Take every line where the string "서민들과" appears and copy it.
▶
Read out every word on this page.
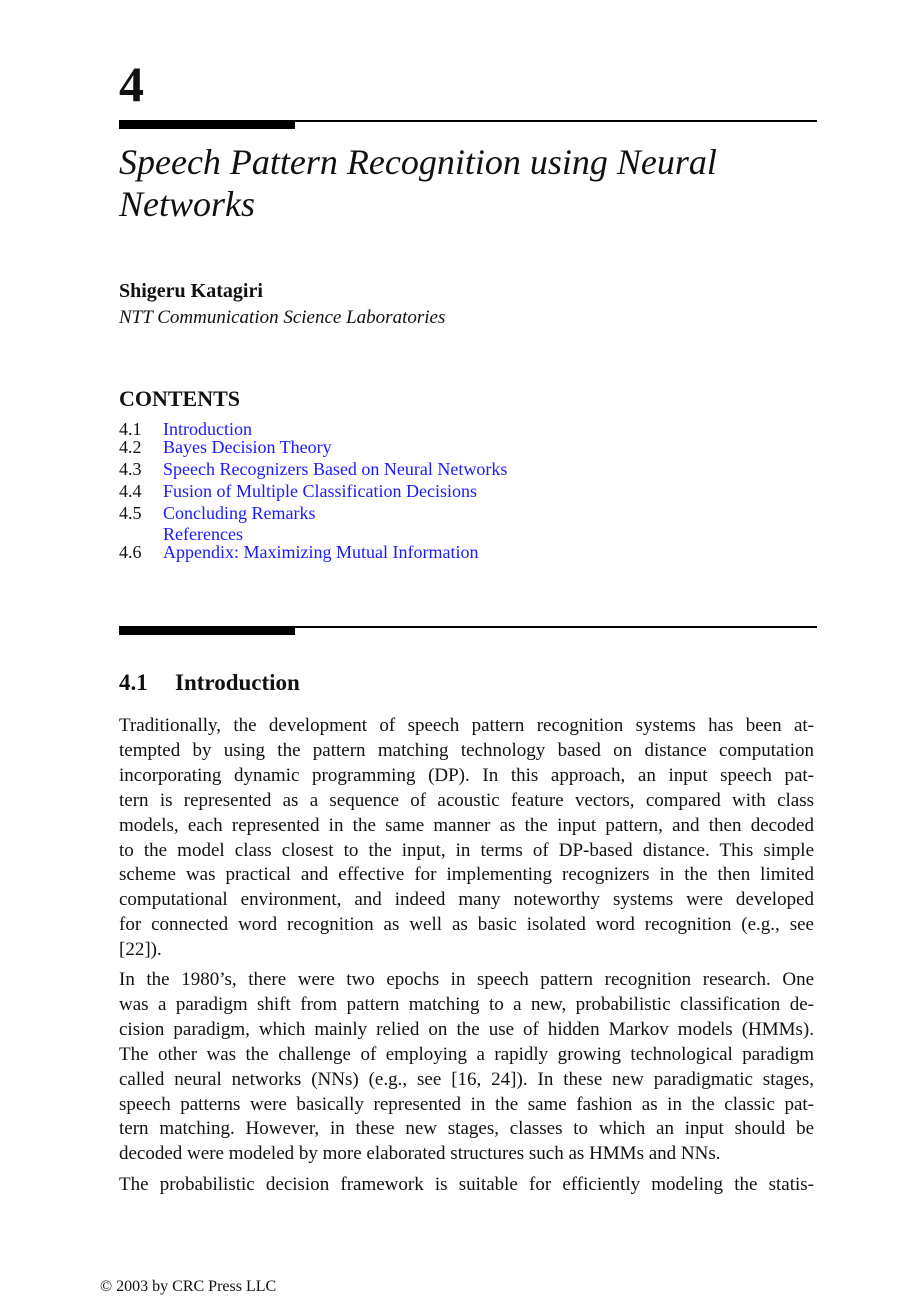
4
Speech Pattern Recognition using Neural Networks
Shigeru Katagiri
NTT Communication Science Laboratories
CONTENTS
4.1 Introduction
4.2 Bayes Decision Theory
4.3 Speech Recognizers Based on Neural Networks
4.4 Fusion of Multiple Classification Decisions
4.5 Concluding Remarks
References
4.6 Appendix: Maximizing Mutual Information
4.1 Introduction
Traditionally, the development of speech pattern recognition systems has been at-
tempted by using the pattern matching technology based on distance computation
incorporating dynamic programming (DP). In this approach, an input speech pat-
tern is represented as a sequence of acoustic feature vectors, compared with class
models, each represented in the same manner as the input pattern, and then decoded
to the model class closest to the input, in terms of DP-based distance. This simple
scheme was practical and effective for implementing recognizers in the then limited
computational environment, and indeed many noteworthy systems were developed
for connected word recognition as well as basic isolated word recognition (e.g., see
[22]).
In the 1980’s, there were two epochs in speech pattern recognition research. One
was a paradigm shift from pattern matching to a new, probabilistic classification de-
cision paradigm, which mainly relied on the use of hidden Markov models (HMMs).
The other was the challenge of employing a rapidly growing technological paradigm
called neural networks (NNs) (e.g., see [16, 24]). In these new paradigmatic stages,
speech patterns were basically represented in the same fashion as in the classic pat-
tern matching. However, in these new stages, classes to which an input should be
decoded were modeled by more elaborated structures such as HMMs and NNs.
The probabilistic decision framework is suitable for efficiently modeling the statis-
© 2003 by CRC Press LLC
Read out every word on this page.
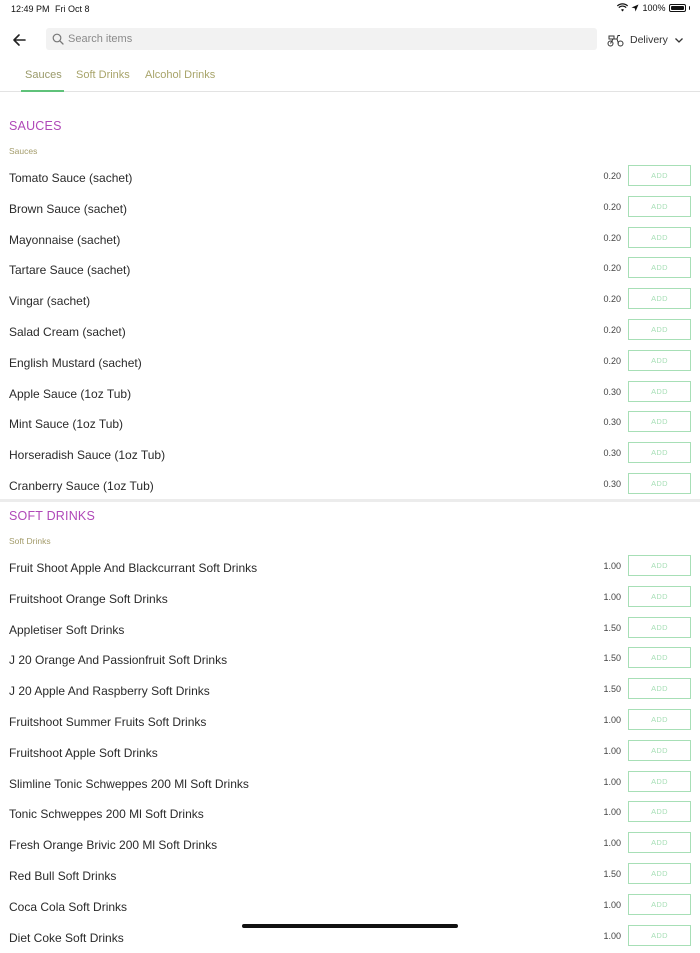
12:49 PM Fri Oct 8	100%
Search items
Delivery
Sauces Soft Drinks Alcohol Drinks
SAUCES
Sauces
Tomato Sauce (sachet)	0.20	ADD
Brown Sauce (sachet)	0.20	ADD
Mayonnaise (sachet)	0.20	ADD
Tartare Sauce (sachet)	0.20	ADD
Vingar (sachet)	0.20	ADD
Salad Cream (sachet)	0.20	ADD
English Mustard (sachet)	0.20	ADD
Apple Sauce (1oz Tub)	0.30	ADD
Mint Sauce (1oz Tub)	0.30	ADD
Horseradish Sauce (1oz Tub)	0.30	ADD
Cranberry Sauce (1oz Tub)	0.30	ADD
SOFT DRINKS
Soft Drinks
Fruit Shoot Apple And Blackcurrant Soft Drinks	1.00	ADD
Fruitshoot Orange Soft Drinks	1.00	ADD
Appletiser Soft Drinks	1.50	ADD
J 20 Orange And Passionfruit Soft Drinks	1.50	ADD
J 20 Apple And Raspberry Soft Drinks	1.50	ADD
Fruitshoot Summer Fruits Soft Drinks	1.00	ADD
Fruitshoot Apple Soft Drinks	1.00	ADD
Slimline Tonic Schweppes 200 Ml Soft Drinks	1.00	ADD
Tonic Schweppes 200 Ml Soft Drinks	1.00	ADD
Fresh Orange Brivic 200 Ml Soft Drinks	1.00	ADD
Red Bull Soft Drinks	1.50	ADD
Coca Cola Soft Drinks	1.00	ADD
Diet Coke Soft Drinks	1.00	ADD
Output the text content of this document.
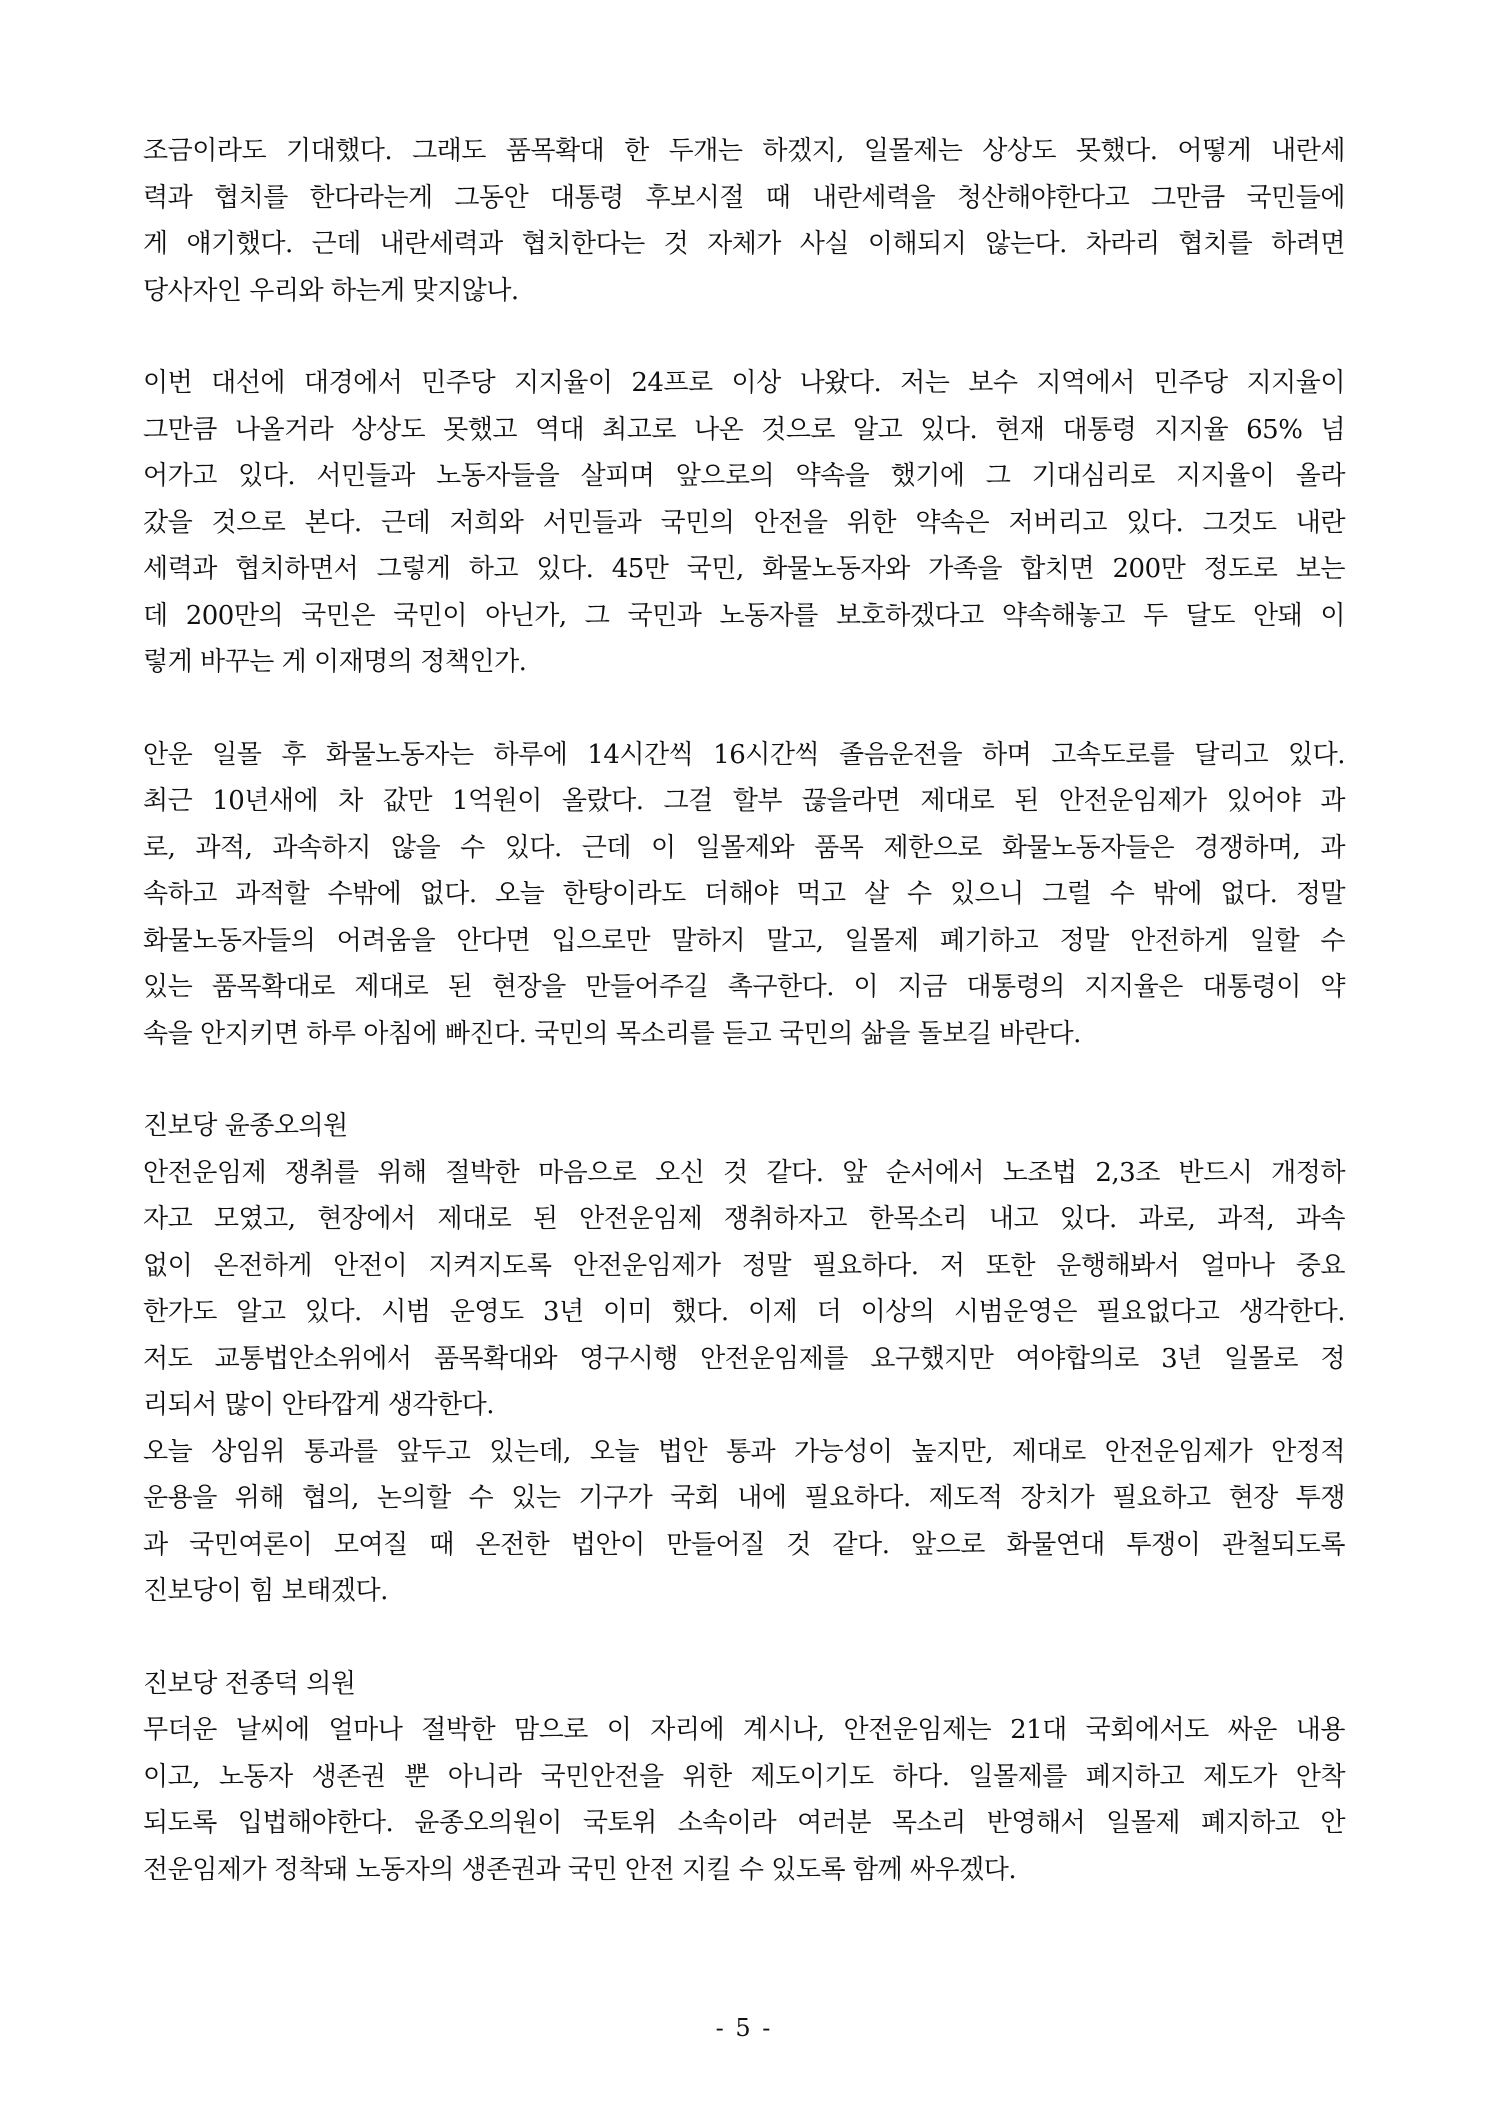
조금이라도 기대했다. 그래도 품목확대 한 두개는 하겠지, 일몰제는 상상도 못했다. 어떻게 내란세
력과 협치를 한다라는게 그동안 대통령 후보시절 때 내란세력을 청산해야한다고 그만큼 국민들에
게 얘기했다. 근데 내란세력과 협치한다는 것 자체가 사실 이해되지 않는다. 차라리 협치를 하려면
당사자인 우리와 하는게 맞지않나.
이번 대선에 대경에서 민주당 지지율이 24프로 이상 나왔다. 저는 보수 지역에서 민주당 지지율이
그만큼 나올거라 상상도 못했고 역대 최고로 나온 것으로 알고 있다. 현재 대통령 지지율 65% 넘
어가고 있다. 서민들과 노동자들을 살피며 앞으로의 약속을 했기에 그 기대심리로 지지율이 올라
갔을 것으로 본다. 근데 저희와 서민들과 국민의 안전을 위한 약속은 저버리고 있다. 그것도 내란
세력과 협치하면서 그렇게 하고 있다. 45만 국민, 화물노동자와 가족을 합치면 200만 정도로 보는
데 200만의 국민은 국민이 아닌가, 그 국민과 노동자를 보호하겠다고 약속해놓고 두 달도 안돼 이
렇게 바꾸는 게 이재명의 정책인가.
안운 일몰 후 화물노동자는 하루에 14시간씩 16시간씩 졸음운전을 하며 고속도로를 달리고 있다.
최근 10년새에 차 값만 1억원이 올랐다. 그걸 할부 끊을라면 제대로 된 안전운임제가 있어야 과
로, 과적, 과속하지 않을 수 있다. 근데 이 일몰제와 품목 제한으로 화물노동자들은 경쟁하며, 과
속하고 과적할 수밖에 없다. 오늘 한탕이라도 더해야 먹고 살 수 있으니 그럴 수 밖에 없다. 정말
화물노동자들의 어려움을 안다면 입으로만 말하지 말고, 일몰제 폐기하고 정말 안전하게 일할 수
있는 품목확대로 제대로 된 현장을 만들어주길 촉구한다. 이 지금 대통령의 지지율은 대통령이 약
속을 안지키면 하루 아침에 빠진다. 국민의 목소리를 듣고 국민의 삶을 돌보길 바란다.
진보당 윤종오의원
안전운임제 쟁취를 위해 절박한 마음으로 오신 것 같다. 앞 순서에서 노조법 2,3조 반드시 개정하
자고 모였고, 현장에서 제대로 된 안전운임제 쟁취하자고 한목소리 내고 있다. 과로, 과적, 과속
없이 온전하게 안전이 지켜지도록 안전운임제가 정말 필요하다. 저 또한 운행해봐서 얼마나 중요
한가도 알고 있다. 시범 운영도 3년 이미 했다. 이제 더 이상의 시범운영은 필요없다고 생각한다.
저도 교통법안소위에서 품목확대와 영구시행 안전운임제를 요구했지만 여야합의로 3년 일몰로 정
리되서 많이 안타깝게 생각한다.
오늘 상임위 통과를 앞두고 있는데, 오늘 법안 통과 가능성이 높지만, 제대로 안전운임제가 안정적
운용을 위해 협의, 논의할 수 있는 기구가 국회 내에 필요하다. 제도적 장치가 필요하고 현장 투쟁
과 국민여론이 모여질 때 온전한 법안이 만들어질 것 같다. 앞으로 화물연대 투쟁이 관철되도록
진보당이 힘 보태겠다.
진보당 전종덕 의원
무더운 날씨에 얼마나 절박한 맘으로 이 자리에 계시나, 안전운임제는 21대 국회에서도 싸운 내용
이고, 노동자 생존권 뿐 아니라 국민안전을 위한 제도이기도 하다. 일몰제를 폐지하고 제도가 안착
되도록 입법해야한다. 윤종오의원이 국토위 소속이라 여러분 목소리 반영해서 일몰제 폐지하고 안
전운임제가 정착돼 노동자의 생존권과 국민 안전 지킬 수 있도록 함께 싸우겠다.
- 5 -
◀
Result below ->
어가고 있다. 서민들과 노동자들을 살피며 앞으로의 약속을 했기에 그 기대심리로 지지율이 올라
갔을 것으로 본다. 근데 저희와 서민들과 국민의 안전을 위한 약속은 저버리고 있다. 그것도 내란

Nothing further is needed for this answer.